__EXERCISE__
Please set down all the lines beneath this one exactly, without the pictures.

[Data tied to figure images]
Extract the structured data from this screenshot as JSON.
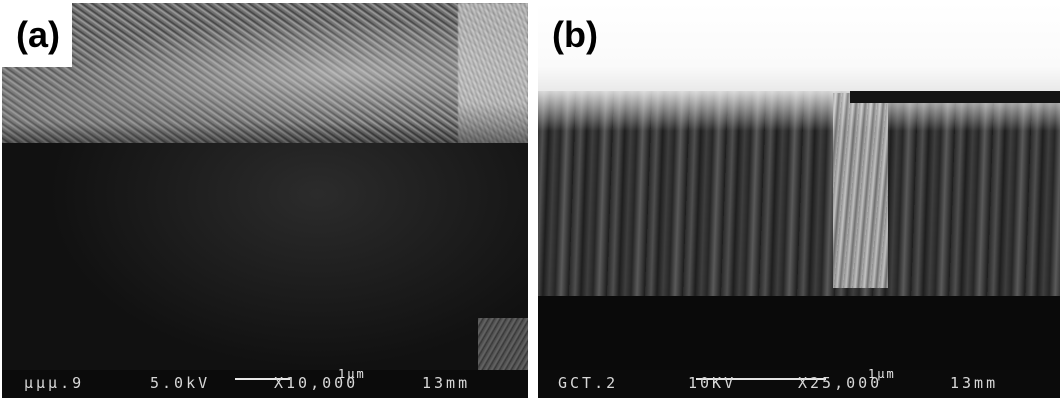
{
  "panels": [
    {
      "label": "(a)",
      "scale_bar": "1µm",
      "databar": {
        "sample": "µµµ.9",
        "voltage": "5.0kV",
        "magnification": "X10,000",
        "working_distance": "13mm"
      }
    },
    {
      "label": "(b)",
      "scale_bar": "1µm",
      "databar": {
        "sample": "GCT.2",
        "voltage": "10KV",
        "magnification": "X25,000",
        "working_distance": "13mm"
      }
    }
  ]
}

__REPLY TO THE TASK__
Extract the structured data from this screenshot as JSON.
{
  "panels": [
    {
      "label": "(a)",
      "scale_bar": "1µm",
      "databar": {
        "sample": "µµµ.9",
        "voltage": "5.0kV",
        "magnification": "X10,000",
        "working_distance": "13mm"
      }
    },
    {
      "label": "(b)",
      "scale_bar": "1µm",
      "databar": {
        "sample": "GCT.2",
        "voltage": "10KV",
        "magnification": "X25,000",
        "working_distance": "13mm"
      }
    }
  ]
}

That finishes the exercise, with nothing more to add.